◆ **Task to carry out**
Extract each line of the data and write it out again exactly.

-- BEGIN Given records --

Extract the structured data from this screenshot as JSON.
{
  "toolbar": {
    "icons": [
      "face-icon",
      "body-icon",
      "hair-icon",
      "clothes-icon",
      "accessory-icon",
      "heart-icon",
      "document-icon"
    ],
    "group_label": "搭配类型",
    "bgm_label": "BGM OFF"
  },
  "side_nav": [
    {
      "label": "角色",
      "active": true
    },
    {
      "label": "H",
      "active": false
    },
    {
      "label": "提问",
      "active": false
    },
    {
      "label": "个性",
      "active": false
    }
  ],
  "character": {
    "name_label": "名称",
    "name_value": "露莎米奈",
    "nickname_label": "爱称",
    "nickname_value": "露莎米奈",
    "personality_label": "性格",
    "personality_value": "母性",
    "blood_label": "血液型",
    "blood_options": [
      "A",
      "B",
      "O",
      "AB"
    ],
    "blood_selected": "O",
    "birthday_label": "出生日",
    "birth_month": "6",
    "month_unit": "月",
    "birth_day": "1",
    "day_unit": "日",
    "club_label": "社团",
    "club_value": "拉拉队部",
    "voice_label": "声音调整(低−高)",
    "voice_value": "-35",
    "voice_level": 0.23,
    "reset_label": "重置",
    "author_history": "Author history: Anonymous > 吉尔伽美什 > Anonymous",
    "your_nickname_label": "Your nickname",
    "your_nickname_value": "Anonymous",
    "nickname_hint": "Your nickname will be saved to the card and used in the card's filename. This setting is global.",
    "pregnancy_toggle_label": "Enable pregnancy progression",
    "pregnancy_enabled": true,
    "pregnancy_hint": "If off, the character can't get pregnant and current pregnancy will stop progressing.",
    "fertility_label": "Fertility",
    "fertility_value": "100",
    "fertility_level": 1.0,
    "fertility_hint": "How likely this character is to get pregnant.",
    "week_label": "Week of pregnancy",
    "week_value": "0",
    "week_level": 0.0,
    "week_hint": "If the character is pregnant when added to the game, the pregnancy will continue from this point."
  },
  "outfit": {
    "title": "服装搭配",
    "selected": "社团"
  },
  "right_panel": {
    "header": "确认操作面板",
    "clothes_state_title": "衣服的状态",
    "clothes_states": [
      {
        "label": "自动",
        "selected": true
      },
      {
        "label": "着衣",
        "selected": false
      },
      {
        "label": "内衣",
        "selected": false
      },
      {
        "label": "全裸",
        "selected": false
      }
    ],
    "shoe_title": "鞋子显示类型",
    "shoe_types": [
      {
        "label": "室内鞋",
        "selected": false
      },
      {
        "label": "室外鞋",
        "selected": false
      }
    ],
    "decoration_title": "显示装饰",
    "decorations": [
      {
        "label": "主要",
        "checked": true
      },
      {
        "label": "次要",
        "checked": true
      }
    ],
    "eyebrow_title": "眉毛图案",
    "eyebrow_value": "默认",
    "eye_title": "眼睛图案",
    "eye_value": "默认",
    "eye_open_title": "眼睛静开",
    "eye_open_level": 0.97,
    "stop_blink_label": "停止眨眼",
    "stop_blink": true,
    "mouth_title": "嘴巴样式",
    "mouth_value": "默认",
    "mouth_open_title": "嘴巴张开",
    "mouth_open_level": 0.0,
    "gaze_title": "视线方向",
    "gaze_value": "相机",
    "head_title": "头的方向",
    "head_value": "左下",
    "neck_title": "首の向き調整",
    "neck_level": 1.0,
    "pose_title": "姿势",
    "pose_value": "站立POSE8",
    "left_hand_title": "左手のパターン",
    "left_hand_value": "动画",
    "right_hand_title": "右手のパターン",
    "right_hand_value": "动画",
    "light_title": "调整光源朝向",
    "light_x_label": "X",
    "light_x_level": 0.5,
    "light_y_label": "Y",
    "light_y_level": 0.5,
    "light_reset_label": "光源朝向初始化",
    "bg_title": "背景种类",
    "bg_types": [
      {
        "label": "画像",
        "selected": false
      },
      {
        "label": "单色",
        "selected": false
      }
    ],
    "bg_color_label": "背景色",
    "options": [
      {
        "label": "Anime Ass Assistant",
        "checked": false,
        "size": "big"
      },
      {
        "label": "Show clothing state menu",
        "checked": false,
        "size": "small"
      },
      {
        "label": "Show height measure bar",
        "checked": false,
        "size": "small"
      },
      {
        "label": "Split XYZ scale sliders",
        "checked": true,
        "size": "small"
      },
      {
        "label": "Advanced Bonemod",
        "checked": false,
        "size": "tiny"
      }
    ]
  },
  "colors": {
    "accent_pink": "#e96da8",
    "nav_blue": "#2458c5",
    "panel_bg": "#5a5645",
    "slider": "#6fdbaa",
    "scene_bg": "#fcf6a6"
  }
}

-- END Given records --

◆ **Exercise response**
Extract the structured data from this screenshot as JSON.
{
  "toolbar": {
    "icons": [
      "face-icon",
      "body-icon",
      "hair-icon",
      "clothes-icon",
      "accessory-icon",
      "heart-icon",
      "document-icon"
    ],
    "group_label": "搭配类型",
    "bgm_label": "BGM OFF"
  },
  "side_nav": [
    {
      "label": "角色",
      "active": true
    },
    {
      "label": "H",
      "active": false
    },
    {
      "label": "提问",
      "active": false
    },
    {
      "label": "个性",
      "active": false
    }
  ],
  "character": {
    "name_label": "名称",
    "name_value": "露莎米奈",
    "nickname_label": "爱称",
    "nickname_value": "露莎米奈",
    "personality_label": "性格",
    "personality_value": "母性",
    "blood_label": "血液型",
    "blood_options": [
      "A",
      "B",
      "O",
      "AB"
    ],
    "blood_selected": "O",
    "birthday_label": "出生日",
    "birth_month": "6",
    "month_unit": "月",
    "birth_day": "1",
    "day_unit": "日",
    "club_label": "社团",
    "club_value": "拉拉队部",
    "voice_label": "声音调整(低−高)",
    "voice_value": "-35",
    "voice_level": 0.23,
    "reset_label": "重置",
    "author_history": "Author history: Anonymous > 吉尔伽美什 > Anonymous",
    "your_nickname_label": "Your nickname",
    "your_nickname_value": "Anonymous",
    "nickname_hint": "Your nickname will be saved to the card and used in the card's filename. This setting is global.",
    "pregnancy_toggle_label": "Enable pregnancy progression",
    "pregnancy_enabled": true,
    "pregnancy_hint": "If off, the character can't get pregnant and current pregnancy will stop progressing.",
    "fertility_label": "Fertility",
    "fertility_value": "100",
    "fertility_level": 1.0,
    "fertility_hint": "How likely this character is to get pregnant.",
    "week_label": "Week of pregnancy",
    "week_value": "0",
    "week_level": 0.0,
    "week_hint": "If the character is pregnant when added to the game, the pregnancy will continue from this point."
  },
  "outfit": {
    "title": "服装搭配",
    "selected": "社团"
  },
  "right_panel": {
    "header": "确认操作面板",
    "clothes_state_title": "衣服的状态",
    "clothes_states": [
      {
        "label": "自动",
        "selected": true
      },
      {
        "label": "着衣",
        "selected": false
      },
      {
        "label": "内衣",
        "selected": false
      },
      {
        "label": "全裸",
        "selected": false
      }
    ],
    "shoe_title": "鞋子显示类型",
    "shoe_types": [
      {
        "label": "室内鞋",
        "selected": false
      },
      {
        "label": "室外鞋",
        "selected": false
      }
    ],
    "decoration_title": "显示装饰",
    "decorations": [
      {
        "label": "主要",
        "checked": true
      },
      {
        "label": "次要",
        "checked": true
      }
    ],
    "eyebrow_title": "眉毛图案",
    "eyebrow_value": "默认",
    "eye_title": "眼睛图案",
    "eye_value": "默认",
    "eye_open_title": "眼睛静开",
    "eye_open_level": 0.97,
    "stop_blink_label": "停止眨眼",
    "stop_blink": true,
    "mouth_title": "嘴巴样式",
    "mouth_value": "默认",
    "mouth_open_title": "嘴巴张开",
    "mouth_open_level": 0.0,
    "gaze_title": "视线方向",
    "gaze_value": "相机",
    "head_title": "头的方向",
    "head_value": "左下",
    "neck_title": "首の向き調整",
    "neck_level": 1.0,
    "pose_title": "姿势",
    "pose_value": "站立POSE8",
    "left_hand_title": "左手のパターン",
    "left_hand_value": "动画",
    "right_hand_title": "右手のパターン",
    "right_hand_value": "动画",
    "light_title": "调整光源朝向",
    "light_x_label": "X",
    "light_x_level": 0.5,
    "light_y_label": "Y",
    "light_y_level": 0.5,
    "light_reset_label": "光源朝向初始化",
    "bg_title": "背景种类",
    "bg_types": [
      {
        "label": "画像",
        "selected": false
      },
      {
        "label": "单色",
        "selected": false
      }
    ],
    "bg_color_label": "背景色",
    "options": [
      {
        "label": "Anime Ass Assistant",
        "checked": false,
        "size": "big"
      },
      {
        "label": "Show clothing state menu",
        "checked": false,
        "size": "small"
      },
      {
        "label": "Show height measure bar",
        "checked": false,
        "size": "small"
      },
      {
        "label": "Split XYZ scale sliders",
        "checked": true,
        "size": "small"
      },
      {
        "label": "Advanced Bonemod",
        "checked": false,
        "size": "tiny"
      }
    ]
  },
  "colors": {
    "accent_pink": "#e96da8",
    "nav_blue": "#2458c5",
    "panel_bg": "#5a5645",
    "slider": "#6fdbaa",
    "scene_bg": "#fcf6a6"
  }
}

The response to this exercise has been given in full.